▶ _Short exercise_: Print the listing as it stands, omitting all images.

[Stored data]
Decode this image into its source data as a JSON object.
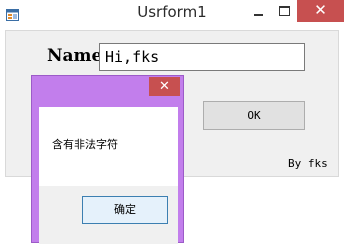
{
  "window": {
    "title": "Usrform1",
    "close_glyph": "✕"
  },
  "form": {
    "name_label": "Name",
    "name_value": "Hi,fks",
    "ok_label": "OK",
    "byline": "By fks"
  },
  "dialog": {
    "message": "含有非法字符",
    "confirm_label": "确定",
    "close_glyph": "✕"
  },
  "colors": {
    "dialog_frame": "#c27eec",
    "close_red": "#c75050",
    "client_bg": "#f0f0f0"
  },
  "icons": {
    "app": "form-icon",
    "minimize": "minimize-icon",
    "maximize": "maximize-icon",
    "close": "close-icon"
  }
}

▶ _Task output_:
Decode this image into its source data as a JSON object.
{
  "window": {
    "title": "Usrform1",
    "close_glyph": "✕"
  },
  "form": {
    "name_label": "Name",
    "name_value": "Hi,fks",
    "ok_label": "OK",
    "byline": "By fks"
  },
  "dialog": {
    "message": "含有非法字符",
    "confirm_label": "确定",
    "close_glyph": "✕"
  },
  "colors": {
    "dialog_frame": "#c27eec",
    "close_red": "#c75050",
    "client_bg": "#f0f0f0"
  },
  "icons": {
    "app": "form-icon",
    "minimize": "minimize-icon",
    "maximize": "maximize-icon",
    "close": "close-icon"
  }
}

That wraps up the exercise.